▸ **Given problem**
Output every line of the data exactly as it appears.

Data entries
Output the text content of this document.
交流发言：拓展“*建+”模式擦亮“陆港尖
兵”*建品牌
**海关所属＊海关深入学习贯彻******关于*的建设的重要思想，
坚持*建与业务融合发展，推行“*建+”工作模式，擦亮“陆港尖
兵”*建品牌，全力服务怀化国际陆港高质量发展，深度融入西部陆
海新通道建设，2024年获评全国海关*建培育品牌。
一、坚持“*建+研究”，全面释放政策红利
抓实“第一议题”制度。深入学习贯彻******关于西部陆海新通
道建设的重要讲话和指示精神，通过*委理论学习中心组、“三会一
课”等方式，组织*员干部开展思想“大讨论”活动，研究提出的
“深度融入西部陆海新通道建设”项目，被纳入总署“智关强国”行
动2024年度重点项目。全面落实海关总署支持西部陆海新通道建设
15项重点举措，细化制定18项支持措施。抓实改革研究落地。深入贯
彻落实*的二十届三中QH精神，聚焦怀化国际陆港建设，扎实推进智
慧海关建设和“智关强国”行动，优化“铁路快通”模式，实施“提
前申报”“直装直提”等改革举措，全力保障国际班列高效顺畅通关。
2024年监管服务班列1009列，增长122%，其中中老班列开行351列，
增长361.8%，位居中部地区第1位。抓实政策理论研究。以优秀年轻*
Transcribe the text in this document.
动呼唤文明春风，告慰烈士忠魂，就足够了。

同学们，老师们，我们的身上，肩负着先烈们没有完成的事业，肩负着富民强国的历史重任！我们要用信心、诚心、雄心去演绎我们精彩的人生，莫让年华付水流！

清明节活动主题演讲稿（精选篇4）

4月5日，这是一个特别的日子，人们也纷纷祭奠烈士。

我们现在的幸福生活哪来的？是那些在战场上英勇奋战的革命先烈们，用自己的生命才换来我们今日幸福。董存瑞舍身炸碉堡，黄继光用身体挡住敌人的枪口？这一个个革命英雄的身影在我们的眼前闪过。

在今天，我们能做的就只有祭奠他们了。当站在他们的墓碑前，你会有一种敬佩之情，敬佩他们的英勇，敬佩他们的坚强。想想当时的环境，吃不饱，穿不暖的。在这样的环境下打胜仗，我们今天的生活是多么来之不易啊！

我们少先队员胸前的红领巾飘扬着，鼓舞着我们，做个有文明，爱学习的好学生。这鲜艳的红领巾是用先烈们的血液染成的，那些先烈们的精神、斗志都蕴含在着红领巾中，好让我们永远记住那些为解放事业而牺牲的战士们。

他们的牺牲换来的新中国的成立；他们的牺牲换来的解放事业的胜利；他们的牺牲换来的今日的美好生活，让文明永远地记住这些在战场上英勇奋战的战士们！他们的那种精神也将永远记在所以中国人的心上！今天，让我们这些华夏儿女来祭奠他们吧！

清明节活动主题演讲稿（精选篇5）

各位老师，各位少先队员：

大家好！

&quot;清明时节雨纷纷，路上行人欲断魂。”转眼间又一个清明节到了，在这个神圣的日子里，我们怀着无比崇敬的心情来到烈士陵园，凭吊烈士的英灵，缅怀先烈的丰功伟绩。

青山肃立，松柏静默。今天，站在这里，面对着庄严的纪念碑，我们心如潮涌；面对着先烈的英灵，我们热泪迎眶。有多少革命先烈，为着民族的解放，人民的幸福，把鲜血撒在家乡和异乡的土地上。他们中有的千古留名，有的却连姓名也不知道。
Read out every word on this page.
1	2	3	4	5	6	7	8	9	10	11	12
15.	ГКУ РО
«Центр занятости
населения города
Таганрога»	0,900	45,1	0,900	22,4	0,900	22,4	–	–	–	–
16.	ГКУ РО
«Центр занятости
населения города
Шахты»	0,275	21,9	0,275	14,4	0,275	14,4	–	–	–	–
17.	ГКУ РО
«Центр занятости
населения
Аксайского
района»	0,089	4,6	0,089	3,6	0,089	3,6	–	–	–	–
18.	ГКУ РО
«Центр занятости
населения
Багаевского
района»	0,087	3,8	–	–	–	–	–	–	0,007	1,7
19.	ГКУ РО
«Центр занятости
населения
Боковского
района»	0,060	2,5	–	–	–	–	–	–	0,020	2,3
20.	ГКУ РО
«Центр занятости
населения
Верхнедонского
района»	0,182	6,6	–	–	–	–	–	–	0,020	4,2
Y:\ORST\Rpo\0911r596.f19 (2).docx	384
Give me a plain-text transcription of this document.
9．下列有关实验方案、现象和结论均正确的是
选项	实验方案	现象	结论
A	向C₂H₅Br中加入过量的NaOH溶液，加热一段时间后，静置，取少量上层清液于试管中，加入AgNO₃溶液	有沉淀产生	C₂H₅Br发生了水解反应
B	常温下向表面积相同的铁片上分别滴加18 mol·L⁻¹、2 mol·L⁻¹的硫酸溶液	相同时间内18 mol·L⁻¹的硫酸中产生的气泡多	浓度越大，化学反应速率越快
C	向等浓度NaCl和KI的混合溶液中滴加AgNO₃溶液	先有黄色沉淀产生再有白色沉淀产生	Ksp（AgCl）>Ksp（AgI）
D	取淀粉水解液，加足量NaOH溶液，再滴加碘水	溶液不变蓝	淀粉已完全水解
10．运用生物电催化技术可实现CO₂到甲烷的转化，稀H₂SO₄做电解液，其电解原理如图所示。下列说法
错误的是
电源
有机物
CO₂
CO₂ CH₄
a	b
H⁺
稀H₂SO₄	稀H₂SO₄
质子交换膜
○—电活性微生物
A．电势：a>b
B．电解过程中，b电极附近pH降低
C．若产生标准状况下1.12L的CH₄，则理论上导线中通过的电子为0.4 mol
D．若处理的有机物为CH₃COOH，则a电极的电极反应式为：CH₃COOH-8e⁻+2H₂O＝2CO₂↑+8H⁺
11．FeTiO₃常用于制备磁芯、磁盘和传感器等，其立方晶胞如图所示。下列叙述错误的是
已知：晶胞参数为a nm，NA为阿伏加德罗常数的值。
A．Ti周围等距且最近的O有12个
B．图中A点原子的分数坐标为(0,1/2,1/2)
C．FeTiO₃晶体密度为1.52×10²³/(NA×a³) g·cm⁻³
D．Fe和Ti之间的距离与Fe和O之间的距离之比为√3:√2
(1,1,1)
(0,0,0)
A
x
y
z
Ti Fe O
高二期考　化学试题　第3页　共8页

▸ **Answer in full**
Output the text content of this document.
交流发言：拓展“*建+”模式擦亮“陆港尖
兵”*建品牌
**海关所属＊海关深入学习贯彻******关于*的建设的重要思想，
坚持*建与业务融合发展，推行“*建+”工作模式，擦亮“陆港尖
兵”*建品牌，全力服务怀化国际陆港高质量发展，深度融入西部陆
海新通道建设，2024年获评全国海关*建培育品牌。
一、坚持“*建+研究”，全面释放政策红利
抓实“第一议题”制度。深入学习贯彻******关于西部陆海新通
道建设的重要讲话和指示精神，通过*委理论学习中心组、“三会一
课”等方式，组织*员干部开展思想“大讨论”活动，研究提出的
“深度融入西部陆海新通道建设”项目，被纳入总署“智关强国”行
动2024年度重点项目。全面落实海关总署支持西部陆海新通道建设
15项重点举措，细化制定18项支持措施。抓实改革研究落地。深入贯
彻落实*的二十届三中QH精神，聚焦怀化国际陆港建设，扎实推进智
慧海关建设和“智关强国”行动，优化“铁路快通”模式，实施“提
前申报”“直装直提”等改革举措，全力保障国际班列高效顺畅通关。
2024年监管服务班列1009列，增长122%，其中中老班列开行351列，
增长361.8%，位居中部地区第1位。抓实政策理论研究。以优秀年轻*
Transcribe the text in this document.
动呼唤文明春风，告慰烈士忠魂，就足够了。

同学们，老师们，我们的身上，肩负着先烈们没有完成的事业，肩负着富民强国的历史重任！我们要用信心、诚心、雄心去演绎我们精彩的人生，莫让年华付水流！

清明节活动主题演讲稿（精选篇4）

4月5日，这是一个特别的日子，人们也纷纷祭奠烈士。

我们现在的幸福生活哪来的？是那些在战场上英勇奋战的革命先烈们，用自己的生命才换来我们今日幸福。董存瑞舍身炸碉堡，黄继光用身体挡住敌人的枪口？这一个个革命英雄的身影在我们的眼前闪过。

在今天，我们能做的就只有祭奠他们了。当站在他们的墓碑前，你会有一种敬佩之情，敬佩他们的英勇，敬佩他们的坚强。想想当时的环境，吃不饱，穿不暖的。在这样的环境下打胜仗，我们今天的生活是多么来之不易啊！

我们少先队员胸前的红领巾飘扬着，鼓舞着我们，做个有文明，爱学习的好学生。这鲜艳的红领巾是用先烈们的血液染成的，那些先烈们的精神、斗志都蕴含在着红领巾中，好让我们永远记住那些为解放事业而牺牲的战士们。

他们的牺牲换来的新中国的成立；他们的牺牲换来的解放事业的胜利；他们的牺牲换来的今日的美好生活，让文明永远地记住这些在战场上英勇奋战的战士们！他们的那种精神也将永远记在所以中国人的心上！今天，让我们这些华夏儿女来祭奠他们吧！

清明节活动主题演讲稿（精选篇5）

各位老师，各位少先队员：

大家好！

&quot;清明时节雨纷纷，路上行人欲断魂。”转眼间又一个清明节到了，在这个神圣的日子里，我们怀着无比崇敬的心情来到烈士陵园，凭吊烈士的英灵，缅怀先烈的丰功伟绩。

青山肃立，松柏静默。今天，站在这里，面对着庄严的纪念碑，我们心如潮涌；面对着先烈的英灵，我们热泪迎眶。有多少革命先烈，为着民族的解放，人民的幸福，把鲜血撒在家乡和异乡的土地上。他们中有的千古留名，有的却连姓名也不知道。
Read out every word on this page.
1	2	3	4	5	6	7	8	9	10	11	12
15.	ГКУ РО
«Центр занятости
населения города
Таганрога»	0,900	45,1	0,900	22,4	0,900	22,4	–	–	–	–
16.	ГКУ РО
«Центр занятости
населения города
Шахты»	0,275	21,9	0,275	14,4	0,275	14,4	–	–	–	–
17.	ГКУ РО
«Центр занятости
населения
Аксайского
района»	0,089	4,6	0,089	3,6	0,089	3,6	–	–	–	–
18.	ГКУ РО
«Центр занятости
населения
Багаевского
района»	0,087	3,8	–	–	–	–	–	–	0,007	1,7
19.	ГКУ РО
«Центр занятости
населения
Боковского
района»	0,060	2,5	–	–	–	–	–	–	0,020	2,3
20.	ГКУ РО
«Центр занятости
населения
Верхнедонского
района»	0,182	6,6	–	–	–	–	–	–	0,020	4,2
Y:\ORST\Rpo\0911r596.f19 (2).docx	384
Give me a plain-text transcription of this document.
9．下列有关实验方案、现象和结论均正确的是
选项	实验方案	现象	结论
A	向C₂H₅Br中加入过量的NaOH溶液，加热一段时间后，静置，取少量上层清液于试管中，加入AgNO₃溶液	有沉淀产生	C₂H₅Br发生了水解反应
B	常温下向表面积相同的铁片上分别滴加18 mol·L⁻¹、2 mol·L⁻¹的硫酸溶液	相同时间内18 mol·L⁻¹的硫酸中产生的气泡多	浓度越大，化学反应速率越快
C	向等浓度NaCl和KI的混合溶液中滴加AgNO₃溶液	先有黄色沉淀产生再有白色沉淀产生	Ksp（AgCl）>Ksp（AgI）
D	取淀粉水解液，加足量NaOH溶液，再滴加碘水	溶液不变蓝	淀粉已完全水解
10．运用生物电催化技术可实现CO₂到甲烷的转化，稀H₂SO₄做电解液，其电解原理如图所示。下列说法
错误的是
电源
有机物
CO₂
CO₂ CH₄
a	b
H⁺
稀H₂SO₄	稀H₂SO₄
质子交换膜
○—电活性微生物
A．电势：a>b
B．电解过程中，b电极附近pH降低
C．若产生标准状况下1.12L的CH₄，则理论上导线中通过的电子为0.4 mol
D．若处理的有机物为CH₃COOH，则a电极的电极反应式为：CH₃COOH-8e⁻+2H₂O＝2CO₂↑+8H⁺
11．FeTiO₃常用于制备磁芯、磁盘和传感器等，其立方晶胞如图所示。下列叙述错误的是
已知：晶胞参数为a nm，NA为阿伏加德罗常数的值。
A．Ti周围等距且最近的O有12个
B．图中A点原子的分数坐标为(0,1/2,1/2)
C．FeTiO₃晶体密度为1.52×10²³/(NA×a³) g·cm⁻³
D．Fe和Ti之间的距离与Fe和O之间的距离之比为√3:√2
(1,1,1)
(0,0,0)
A
x
y
z
Ti Fe O
高二期考　化学试题　第3页　共8页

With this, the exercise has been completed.